Filter for the word "settings" and keep each matching line.

# # # # #

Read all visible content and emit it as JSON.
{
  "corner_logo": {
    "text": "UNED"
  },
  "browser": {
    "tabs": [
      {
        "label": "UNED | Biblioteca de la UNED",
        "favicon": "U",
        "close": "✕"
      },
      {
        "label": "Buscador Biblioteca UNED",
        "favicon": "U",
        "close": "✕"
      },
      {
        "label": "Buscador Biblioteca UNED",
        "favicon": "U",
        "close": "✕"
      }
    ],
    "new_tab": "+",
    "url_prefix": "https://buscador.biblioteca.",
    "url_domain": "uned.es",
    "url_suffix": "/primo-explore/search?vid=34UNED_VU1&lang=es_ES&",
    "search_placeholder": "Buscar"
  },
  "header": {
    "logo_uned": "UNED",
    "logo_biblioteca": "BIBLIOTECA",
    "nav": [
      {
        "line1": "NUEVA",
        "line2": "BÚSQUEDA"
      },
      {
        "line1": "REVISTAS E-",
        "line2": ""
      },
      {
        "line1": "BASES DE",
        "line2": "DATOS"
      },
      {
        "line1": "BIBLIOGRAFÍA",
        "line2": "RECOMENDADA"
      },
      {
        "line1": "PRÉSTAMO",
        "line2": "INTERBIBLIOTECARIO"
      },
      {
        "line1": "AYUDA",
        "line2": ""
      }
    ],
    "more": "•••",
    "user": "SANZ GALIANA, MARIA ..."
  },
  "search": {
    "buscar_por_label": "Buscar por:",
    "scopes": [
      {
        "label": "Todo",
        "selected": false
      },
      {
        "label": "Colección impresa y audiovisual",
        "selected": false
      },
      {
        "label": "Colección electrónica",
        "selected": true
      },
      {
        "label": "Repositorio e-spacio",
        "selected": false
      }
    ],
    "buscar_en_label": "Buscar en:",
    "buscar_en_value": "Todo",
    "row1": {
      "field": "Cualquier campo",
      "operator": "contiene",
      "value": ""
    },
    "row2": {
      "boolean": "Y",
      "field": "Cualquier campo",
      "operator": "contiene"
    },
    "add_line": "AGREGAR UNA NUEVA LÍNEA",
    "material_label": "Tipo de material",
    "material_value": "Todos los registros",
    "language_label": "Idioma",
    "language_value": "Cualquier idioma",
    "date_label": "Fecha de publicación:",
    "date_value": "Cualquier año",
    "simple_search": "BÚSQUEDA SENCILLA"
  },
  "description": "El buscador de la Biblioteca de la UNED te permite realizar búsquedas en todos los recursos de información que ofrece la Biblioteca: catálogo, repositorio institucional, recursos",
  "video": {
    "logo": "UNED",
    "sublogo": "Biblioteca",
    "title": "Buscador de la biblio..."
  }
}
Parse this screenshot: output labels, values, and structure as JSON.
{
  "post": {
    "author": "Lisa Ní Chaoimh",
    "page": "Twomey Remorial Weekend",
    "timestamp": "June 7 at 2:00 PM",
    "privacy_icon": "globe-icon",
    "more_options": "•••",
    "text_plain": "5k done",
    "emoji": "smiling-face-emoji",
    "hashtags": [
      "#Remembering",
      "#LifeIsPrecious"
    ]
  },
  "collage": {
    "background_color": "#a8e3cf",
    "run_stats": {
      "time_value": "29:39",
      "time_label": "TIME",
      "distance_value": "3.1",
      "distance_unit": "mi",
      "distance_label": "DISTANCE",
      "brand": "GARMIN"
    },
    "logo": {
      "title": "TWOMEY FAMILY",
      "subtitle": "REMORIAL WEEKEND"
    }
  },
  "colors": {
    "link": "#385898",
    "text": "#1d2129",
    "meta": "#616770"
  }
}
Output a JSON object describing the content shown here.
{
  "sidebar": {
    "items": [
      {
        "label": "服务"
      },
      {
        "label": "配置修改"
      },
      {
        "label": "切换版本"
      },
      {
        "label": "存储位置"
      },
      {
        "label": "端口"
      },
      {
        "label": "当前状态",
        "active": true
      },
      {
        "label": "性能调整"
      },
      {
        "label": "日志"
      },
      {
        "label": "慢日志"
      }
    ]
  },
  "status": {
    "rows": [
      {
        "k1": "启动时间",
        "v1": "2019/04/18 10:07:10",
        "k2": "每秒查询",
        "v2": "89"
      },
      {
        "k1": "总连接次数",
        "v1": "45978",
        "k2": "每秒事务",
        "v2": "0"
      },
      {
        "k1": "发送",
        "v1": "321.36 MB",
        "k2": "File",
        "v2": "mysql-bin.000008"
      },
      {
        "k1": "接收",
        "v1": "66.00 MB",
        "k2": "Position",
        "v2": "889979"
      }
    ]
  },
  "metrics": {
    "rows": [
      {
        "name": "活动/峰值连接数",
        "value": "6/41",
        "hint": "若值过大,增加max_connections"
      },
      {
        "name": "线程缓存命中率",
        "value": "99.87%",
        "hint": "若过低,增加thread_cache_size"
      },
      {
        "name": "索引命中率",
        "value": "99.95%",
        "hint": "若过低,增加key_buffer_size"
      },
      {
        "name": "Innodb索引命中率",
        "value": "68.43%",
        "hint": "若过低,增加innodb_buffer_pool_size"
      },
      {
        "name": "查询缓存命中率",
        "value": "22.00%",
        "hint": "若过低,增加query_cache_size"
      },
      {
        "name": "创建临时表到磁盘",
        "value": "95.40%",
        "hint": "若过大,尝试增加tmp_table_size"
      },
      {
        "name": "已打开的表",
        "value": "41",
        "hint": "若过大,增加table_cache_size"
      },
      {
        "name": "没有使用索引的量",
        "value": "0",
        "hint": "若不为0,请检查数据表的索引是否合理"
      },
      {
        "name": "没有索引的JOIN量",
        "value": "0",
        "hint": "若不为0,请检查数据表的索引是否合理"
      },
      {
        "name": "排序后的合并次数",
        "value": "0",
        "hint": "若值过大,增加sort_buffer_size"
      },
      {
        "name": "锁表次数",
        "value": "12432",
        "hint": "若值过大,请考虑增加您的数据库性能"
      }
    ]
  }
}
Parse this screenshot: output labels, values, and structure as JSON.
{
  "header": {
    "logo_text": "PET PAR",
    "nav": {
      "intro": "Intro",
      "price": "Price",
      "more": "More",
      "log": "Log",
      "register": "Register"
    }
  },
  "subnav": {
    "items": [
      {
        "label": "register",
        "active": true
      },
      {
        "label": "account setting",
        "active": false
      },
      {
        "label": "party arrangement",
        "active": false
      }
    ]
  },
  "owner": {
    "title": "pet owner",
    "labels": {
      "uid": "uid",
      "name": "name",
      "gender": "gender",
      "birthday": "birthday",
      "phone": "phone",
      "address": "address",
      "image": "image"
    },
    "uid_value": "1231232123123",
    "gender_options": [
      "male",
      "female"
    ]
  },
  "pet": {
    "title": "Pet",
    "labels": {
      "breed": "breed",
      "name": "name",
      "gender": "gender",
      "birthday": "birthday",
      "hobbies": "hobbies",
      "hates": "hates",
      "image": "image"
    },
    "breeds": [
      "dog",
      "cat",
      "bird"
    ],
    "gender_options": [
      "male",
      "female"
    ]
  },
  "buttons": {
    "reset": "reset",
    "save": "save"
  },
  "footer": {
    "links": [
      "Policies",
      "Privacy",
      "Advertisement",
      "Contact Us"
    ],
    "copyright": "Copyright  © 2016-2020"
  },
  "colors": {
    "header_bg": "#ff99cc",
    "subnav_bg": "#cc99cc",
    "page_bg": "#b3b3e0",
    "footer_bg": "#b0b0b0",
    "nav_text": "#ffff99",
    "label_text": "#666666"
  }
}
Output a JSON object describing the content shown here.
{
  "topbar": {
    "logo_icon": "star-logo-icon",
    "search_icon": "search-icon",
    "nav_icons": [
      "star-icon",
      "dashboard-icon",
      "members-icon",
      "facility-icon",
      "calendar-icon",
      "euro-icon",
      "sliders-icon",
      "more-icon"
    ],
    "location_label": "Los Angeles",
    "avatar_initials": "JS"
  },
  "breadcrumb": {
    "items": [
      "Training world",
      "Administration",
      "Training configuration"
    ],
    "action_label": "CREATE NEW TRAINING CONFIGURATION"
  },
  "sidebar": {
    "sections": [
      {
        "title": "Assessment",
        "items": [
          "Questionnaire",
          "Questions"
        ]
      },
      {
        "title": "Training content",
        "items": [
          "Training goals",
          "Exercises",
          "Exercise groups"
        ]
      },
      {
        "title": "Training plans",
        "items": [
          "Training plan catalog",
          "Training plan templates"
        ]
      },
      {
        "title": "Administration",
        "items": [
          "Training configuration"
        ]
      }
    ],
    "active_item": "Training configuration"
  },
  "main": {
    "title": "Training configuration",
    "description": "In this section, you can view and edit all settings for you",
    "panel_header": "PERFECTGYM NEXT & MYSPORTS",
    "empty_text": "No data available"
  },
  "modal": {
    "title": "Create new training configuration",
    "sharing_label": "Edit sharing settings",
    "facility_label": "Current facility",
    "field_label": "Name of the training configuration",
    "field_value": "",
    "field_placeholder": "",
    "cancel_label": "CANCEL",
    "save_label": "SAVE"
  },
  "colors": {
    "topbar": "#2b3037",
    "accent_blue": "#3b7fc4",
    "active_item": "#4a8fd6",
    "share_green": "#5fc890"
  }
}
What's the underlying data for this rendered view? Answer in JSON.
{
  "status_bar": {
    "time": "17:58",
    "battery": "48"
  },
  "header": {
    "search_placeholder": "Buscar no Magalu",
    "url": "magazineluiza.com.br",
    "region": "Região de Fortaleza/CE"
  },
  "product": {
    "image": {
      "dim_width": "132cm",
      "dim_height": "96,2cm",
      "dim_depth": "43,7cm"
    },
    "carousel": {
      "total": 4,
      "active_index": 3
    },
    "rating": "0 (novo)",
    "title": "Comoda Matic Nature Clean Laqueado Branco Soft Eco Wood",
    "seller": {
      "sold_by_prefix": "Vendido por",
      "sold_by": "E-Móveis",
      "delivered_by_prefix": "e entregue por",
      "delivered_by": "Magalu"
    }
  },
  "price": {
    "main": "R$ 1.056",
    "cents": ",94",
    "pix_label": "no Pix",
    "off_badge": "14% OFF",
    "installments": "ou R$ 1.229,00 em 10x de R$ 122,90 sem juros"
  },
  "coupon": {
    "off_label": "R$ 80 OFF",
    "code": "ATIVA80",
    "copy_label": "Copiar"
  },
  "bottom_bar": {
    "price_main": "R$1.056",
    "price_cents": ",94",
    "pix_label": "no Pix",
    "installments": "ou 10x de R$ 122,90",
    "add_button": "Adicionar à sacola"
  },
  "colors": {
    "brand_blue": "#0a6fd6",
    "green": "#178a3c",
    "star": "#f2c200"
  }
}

# # # # #

▶ **ANSWER BELOW**
    "description": "In this section, you can view and edit all settings for you",
    "sharing_label": "Edit sharing settings",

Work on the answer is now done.